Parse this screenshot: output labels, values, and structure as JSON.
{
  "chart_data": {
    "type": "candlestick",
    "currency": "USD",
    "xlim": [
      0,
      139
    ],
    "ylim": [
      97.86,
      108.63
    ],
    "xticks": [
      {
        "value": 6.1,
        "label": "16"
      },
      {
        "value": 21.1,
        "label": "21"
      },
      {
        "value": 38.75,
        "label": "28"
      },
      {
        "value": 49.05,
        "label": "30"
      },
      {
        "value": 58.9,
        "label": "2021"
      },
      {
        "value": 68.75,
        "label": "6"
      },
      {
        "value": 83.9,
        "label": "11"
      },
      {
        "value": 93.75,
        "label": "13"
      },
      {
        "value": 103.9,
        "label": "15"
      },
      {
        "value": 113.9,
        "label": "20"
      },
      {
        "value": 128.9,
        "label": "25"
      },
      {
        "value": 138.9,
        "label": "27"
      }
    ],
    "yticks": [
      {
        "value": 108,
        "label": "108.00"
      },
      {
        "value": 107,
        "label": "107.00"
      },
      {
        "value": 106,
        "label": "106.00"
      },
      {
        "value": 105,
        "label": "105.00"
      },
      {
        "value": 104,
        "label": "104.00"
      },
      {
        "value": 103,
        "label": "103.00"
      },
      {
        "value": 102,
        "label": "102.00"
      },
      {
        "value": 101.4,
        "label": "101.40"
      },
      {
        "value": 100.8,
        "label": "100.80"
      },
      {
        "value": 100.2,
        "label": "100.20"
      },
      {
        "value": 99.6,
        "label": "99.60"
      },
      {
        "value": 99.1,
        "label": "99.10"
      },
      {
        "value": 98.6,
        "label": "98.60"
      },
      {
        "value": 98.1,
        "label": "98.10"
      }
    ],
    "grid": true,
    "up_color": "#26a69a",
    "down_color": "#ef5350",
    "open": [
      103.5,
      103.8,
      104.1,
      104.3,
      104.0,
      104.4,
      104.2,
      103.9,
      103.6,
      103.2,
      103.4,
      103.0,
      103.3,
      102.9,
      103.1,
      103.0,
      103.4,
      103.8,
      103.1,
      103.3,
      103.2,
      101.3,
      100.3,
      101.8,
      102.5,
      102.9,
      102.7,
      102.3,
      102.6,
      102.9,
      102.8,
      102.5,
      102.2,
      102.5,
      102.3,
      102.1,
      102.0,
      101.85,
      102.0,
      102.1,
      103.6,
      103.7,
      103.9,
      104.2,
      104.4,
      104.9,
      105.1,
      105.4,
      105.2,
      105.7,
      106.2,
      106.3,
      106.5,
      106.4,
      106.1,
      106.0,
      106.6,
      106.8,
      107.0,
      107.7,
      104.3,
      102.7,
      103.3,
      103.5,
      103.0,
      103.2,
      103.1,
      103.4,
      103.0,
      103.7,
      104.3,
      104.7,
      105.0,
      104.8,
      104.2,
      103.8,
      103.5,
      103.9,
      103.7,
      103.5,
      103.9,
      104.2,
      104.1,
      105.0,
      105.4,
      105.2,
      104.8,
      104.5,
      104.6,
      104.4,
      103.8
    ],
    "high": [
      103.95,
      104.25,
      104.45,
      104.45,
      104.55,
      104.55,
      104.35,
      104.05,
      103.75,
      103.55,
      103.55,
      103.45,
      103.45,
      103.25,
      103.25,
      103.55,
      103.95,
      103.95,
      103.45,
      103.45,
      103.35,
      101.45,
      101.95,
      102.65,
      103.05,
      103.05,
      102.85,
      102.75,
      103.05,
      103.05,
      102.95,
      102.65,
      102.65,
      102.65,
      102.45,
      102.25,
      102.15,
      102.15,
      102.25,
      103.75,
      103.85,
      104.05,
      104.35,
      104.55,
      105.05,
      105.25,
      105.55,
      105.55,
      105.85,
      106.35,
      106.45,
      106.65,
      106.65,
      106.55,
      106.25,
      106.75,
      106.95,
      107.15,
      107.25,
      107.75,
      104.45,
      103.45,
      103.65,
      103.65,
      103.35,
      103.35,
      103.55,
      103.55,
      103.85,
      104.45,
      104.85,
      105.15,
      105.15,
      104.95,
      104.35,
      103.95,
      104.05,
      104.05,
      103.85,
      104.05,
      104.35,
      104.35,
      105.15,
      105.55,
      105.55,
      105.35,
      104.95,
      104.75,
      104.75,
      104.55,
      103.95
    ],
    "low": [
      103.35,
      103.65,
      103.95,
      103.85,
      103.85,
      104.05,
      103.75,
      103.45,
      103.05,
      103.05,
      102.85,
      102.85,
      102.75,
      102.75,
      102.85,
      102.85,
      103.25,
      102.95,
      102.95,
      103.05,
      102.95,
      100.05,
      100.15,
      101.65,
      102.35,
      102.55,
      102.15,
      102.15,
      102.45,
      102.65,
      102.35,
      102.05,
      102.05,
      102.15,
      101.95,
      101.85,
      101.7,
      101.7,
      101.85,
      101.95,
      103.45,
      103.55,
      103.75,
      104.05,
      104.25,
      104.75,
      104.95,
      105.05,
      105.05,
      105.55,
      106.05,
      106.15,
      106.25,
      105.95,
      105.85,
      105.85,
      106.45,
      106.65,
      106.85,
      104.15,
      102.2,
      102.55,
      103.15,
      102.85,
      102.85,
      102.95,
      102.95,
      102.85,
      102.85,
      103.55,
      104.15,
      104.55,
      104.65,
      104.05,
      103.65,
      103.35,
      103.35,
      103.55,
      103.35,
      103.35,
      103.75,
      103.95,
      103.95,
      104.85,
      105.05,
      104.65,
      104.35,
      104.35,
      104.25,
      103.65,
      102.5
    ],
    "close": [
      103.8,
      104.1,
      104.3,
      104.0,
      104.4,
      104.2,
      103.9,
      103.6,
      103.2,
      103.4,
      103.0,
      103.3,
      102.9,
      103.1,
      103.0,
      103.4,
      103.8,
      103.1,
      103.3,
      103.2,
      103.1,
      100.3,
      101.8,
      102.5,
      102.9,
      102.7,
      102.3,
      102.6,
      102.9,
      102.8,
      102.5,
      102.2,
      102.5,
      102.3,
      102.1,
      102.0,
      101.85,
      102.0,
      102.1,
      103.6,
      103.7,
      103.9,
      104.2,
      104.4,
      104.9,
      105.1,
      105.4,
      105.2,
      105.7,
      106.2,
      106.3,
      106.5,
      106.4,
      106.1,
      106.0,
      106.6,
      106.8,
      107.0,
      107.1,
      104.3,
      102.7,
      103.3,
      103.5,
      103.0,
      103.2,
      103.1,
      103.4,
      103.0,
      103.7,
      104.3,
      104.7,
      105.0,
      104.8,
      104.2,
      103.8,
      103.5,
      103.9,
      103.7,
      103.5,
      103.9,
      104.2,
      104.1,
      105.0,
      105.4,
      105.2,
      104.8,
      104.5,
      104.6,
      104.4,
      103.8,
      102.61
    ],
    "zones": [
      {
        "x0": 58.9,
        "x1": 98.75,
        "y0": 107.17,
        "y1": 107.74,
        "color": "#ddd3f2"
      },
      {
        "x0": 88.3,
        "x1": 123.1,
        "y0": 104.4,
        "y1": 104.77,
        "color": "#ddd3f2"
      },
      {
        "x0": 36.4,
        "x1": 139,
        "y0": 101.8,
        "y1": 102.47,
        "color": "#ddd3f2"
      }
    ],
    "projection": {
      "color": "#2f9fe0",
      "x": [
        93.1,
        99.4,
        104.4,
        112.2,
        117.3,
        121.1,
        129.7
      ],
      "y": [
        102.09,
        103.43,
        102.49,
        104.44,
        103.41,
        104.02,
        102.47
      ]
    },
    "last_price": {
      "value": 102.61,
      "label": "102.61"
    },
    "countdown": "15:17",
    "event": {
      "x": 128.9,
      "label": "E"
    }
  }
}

□ □ □

Task details: Return every entry exactly as given.

Solved problem:
Parse this screenshot: output labels, values, and structure as JSON.
{
  "chart_data": {
    "type": "candlestick",
    "currency": "USD",
    "xlim": [
      0,
      139
    ],
    "ylim": [
      97.86,
      108.63
    ],
    "xticks": [
      {
        "value": 6.1,
        "label": "16"
      },
      {
        "value": 21.1,
        "label": "21"
      },
      {
        "value": 38.75,
        "label": "28"
      },
      {
        "value": 49.05,
        "label": "30"
      },
      {
        "value": 58.9,
        "label": "2021"
      },
      {
        "value": 68.75,
        "label": "6"
      },
      {
        "value": 83.9,
        "label": "11"
      },
      {
        "value": 93.75,
        "label": "13"
      },
      {
        "value": 103.9,
        "label": "15"
      },
      {
        "value": 113.9,
        "label": "20"
      },
      {
        "value": 128.9,
        "label": "25"
      },
      {
        "value": 138.9,
        "label": "27"
      }
    ],
    "yticks": [
      {
        "value": 108,
        "label": "108.00"
      },
      {
        "value": 107,
        "label": "107.00"
      },
      {
        "value": 106,
        "label": "106.00"
      },
      {
        "value": 105,
        "label": "105.00"
      },
      {
        "value": 104,
        "label": "104.00"
      },
      {
        "value": 103,
        "label": "103.00"
      },
      {
        "value": 102,
        "label": "102.00"
      },
      {
        "value": 101.4,
        "label": "101.40"
      },
      {
        "value": 100.8,
        "label": "100.80"
      },
      {
        "value": 100.2,
        "label": "100.20"
      },
      {
        "value": 99.6,
        "label": "99.60"
      },
      {
        "value": 99.1,
        "label": "99.10"
      },
      {
        "value": 98.6,
        "label": "98.60"
      },
      {
        "value": 98.1,
        "label": "98.10"
      }
    ],
    "grid": true,
    "up_color": "#26a69a",
    "down_color": "#ef5350",
    "open": [
      103.5,
      103.8,
      104.1,
      104.3,
      104.0,
      104.4,
      104.2,
      103.9,
      103.6,
      103.2,
      103.4,
      103.0,
      103.3,
      102.9,
      103.1,
      103.0,
      103.4,
      103.8,
      103.1,
      103.3,
      103.2,
      101.3,
      100.3,
      101.8,
      102.5,
      102.9,
      102.7,
      102.3,
      102.6,
      102.9,
      102.8,
      102.5,
      102.2,
      102.5,
      102.3,
      102.1,
      102.0,
      101.85,
      102.0,
      102.1,
      103.6,
      103.7,
      103.9,
      104.2,
      104.4,
      104.9,
      105.1,
      105.4,
      105.2,
      105.7,
      106.2,
      106.3,
      106.5,
      106.4,
      106.1,
      106.0,
      106.6,
      106.8,
      107.0,
      107.7,
      104.3,
      102.7,
      103.3,
      103.5,
      103.0,
      103.2,
      103.1,
      103.4,
      103.0,
      103.7,
      104.3,
      104.7,
      105.0,
      104.8,
      104.2,
      103.8,
      103.5,
      103.9,
      103.7,
      103.5,
      103.9,
      104.2,
      104.1,
      105.0,
      105.4,
      105.2,
      104.8,
      104.5,
      104.6,
      104.4,
      103.8
    ],
    "high": [
      103.95,
      104.25,
      104.45,
      104.45,
      104.55,
      104.55,
      104.35,
      104.05,
      103.75,
      103.55,
      103.55,
      103.45,
      103.45,
      103.25,
      103.25,
      103.55,
      103.95,
      103.95,
      103.45,
      103.45,
      103.35,
      101.45,
      101.95,
      102.65,
      103.05,
      103.05,
      102.85,
      102.75,
      103.05,
      103.05,
      102.95,
      102.65,
      102.65,
      102.65,
      102.45,
      102.25,
      102.15,
      102.15,
      102.25,
      103.75,
      103.85,
      104.05,
      104.35,
      104.55,
      105.05,
      105.25,
      105.55,
      105.55,
      105.85,
      106.35,
      106.45,
      106.65,
      106.65,
      106.55,
      106.25,
      106.75,
      106.95,
      107.15,
      107.25,
      107.75,
      104.45,
      103.45,
      103.65,
      103.65,
      103.35,
      103.35,
      103.55,
      103.55,
      103.85,
      104.45,
      104.85,
      105.15,
      105.15,
      104.95,
      104.35,
      103.95,
      104.05,
      104.05,
      103.85,
      104.05,
      104.35,
      104.35,
      105.15,
      105.55,
      105.55,
      105.35,
      104.95,
      104.75,
      104.75,
      104.55,
      103.95
    ],
    "low": [
      103.35,
      103.65,
      103.95,
      103.85,
      103.85,
      104.05,
      103.75,
      103.45,
      103.05,
      103.05,
      102.85,
      102.85,
      102.75,
      102.75,
      102.85,
      102.85,
      103.25,
      102.95,
      102.95,
      103.05,
      102.95,
      100.05,
      100.15,
      101.65,
      102.35,
      102.55,
      102.15,
      102.15,
      102.45,
      102.65,
      102.35,
      102.05,
      102.05,
      102.15,
      101.95,
      101.85,
      101.7,
      101.7,
      101.85,
      101.95,
      103.45,
      103.55,
      103.75,
      104.05,
      104.25,
      104.75,
      104.95,
      105.05,
      105.05,
      105.55,
      106.05,
      106.15,
      106.25,
      105.95,
      105.85,
      105.85,
      106.45,
      106.65,
      106.85,
      104.15,
      102.2,
      102.55,
      103.15,
      102.85,
      102.85,
      102.95,
      102.95,
      102.85,
      102.85,
      103.55,
      104.15,
      104.55,
      104.65,
      104.05,
      103.65,
      103.35,
      103.35,
      103.55,
      103.35,
      103.35,
      103.75,
      103.95,
      103.95,
      104.85,
      105.05,
      104.65,
      104.35,
      104.35,
      104.25,
      103.65,
      102.5
    ],
    "close": [
      103.8,
      104.1,
      104.3,
      104.0,
      104.4,
      104.2,
      103.9,
      103.6,
      103.2,
      103.4,
      103.0,
      103.3,
      102.9,
      103.1,
      103.0,
      103.4,
      103.8,
      103.1,
      103.3,
      103.2,
      103.1,
      100.3,
      101.8,
      102.5,
      102.9,
      102.7,
      102.3,
      102.6,
      102.9,
      102.8,
      102.5,
      102.2,
      102.5,
      102.3,
      102.1,
      102.0,
      101.85,
      102.0,
      102.1,
      103.6,
      103.7,
      103.9,
      104.2,
      104.4,
      104.9,
      105.1,
      105.4,
      105.2,
      105.7,
      106.2,
      106.3,
      106.5,
      106.4,
      106.1,
      106.0,
      106.6,
      106.8,
      107.0,
      107.1,
      104.3,
      102.7,
      103.3,
      103.5,
      103.0,
      103.2,
      103.1,
      103.4,
      103.0,
      103.7,
      104.3,
      104.7,
      105.0,
      104.8,
      104.2,
      103.8,
      103.5,
      103.9,
      103.7,
      103.5,
      103.9,
      104.2,
      104.1,
      105.0,
      105.4,
      105.2,
      104.8,
      104.5,
      104.6,
      104.4,
      103.8,
      102.61
    ],
    "zones": [
      {
        "x0": 58.9,
        "x1": 98.75,
        "y0": 107.17,
        "y1": 107.74,
        "color": "#ddd3f2"
      },
      {
        "x0": 88.3,
        "x1": 123.1,
        "y0": 104.4,
        "y1": 104.77,
        "color": "#ddd3f2"
      },
      {
        "x0": 36.4,
        "x1": 139,
        "y0": 101.8,
        "y1": 102.47,
        "color": "#ddd3f2"
      }
    ],
    "projection": {
      "color": "#2f9fe0",
      "x": [
        93.1,
        99.4,
        104.4,
        112.2,
        117.3,
        121.1,
        129.7
      ],
      "y": [
        102.09,
        103.43,
        102.49,
        104.44,
        103.41,
        104.02,
        102.47
      ]
    },
    "last_price": {
      "value": 102.61,
      "label": "102.61"
    },
    "countdown": "15:17",
    "event": {
      "x": 128.9,
      "label": "E"
    }
  }
}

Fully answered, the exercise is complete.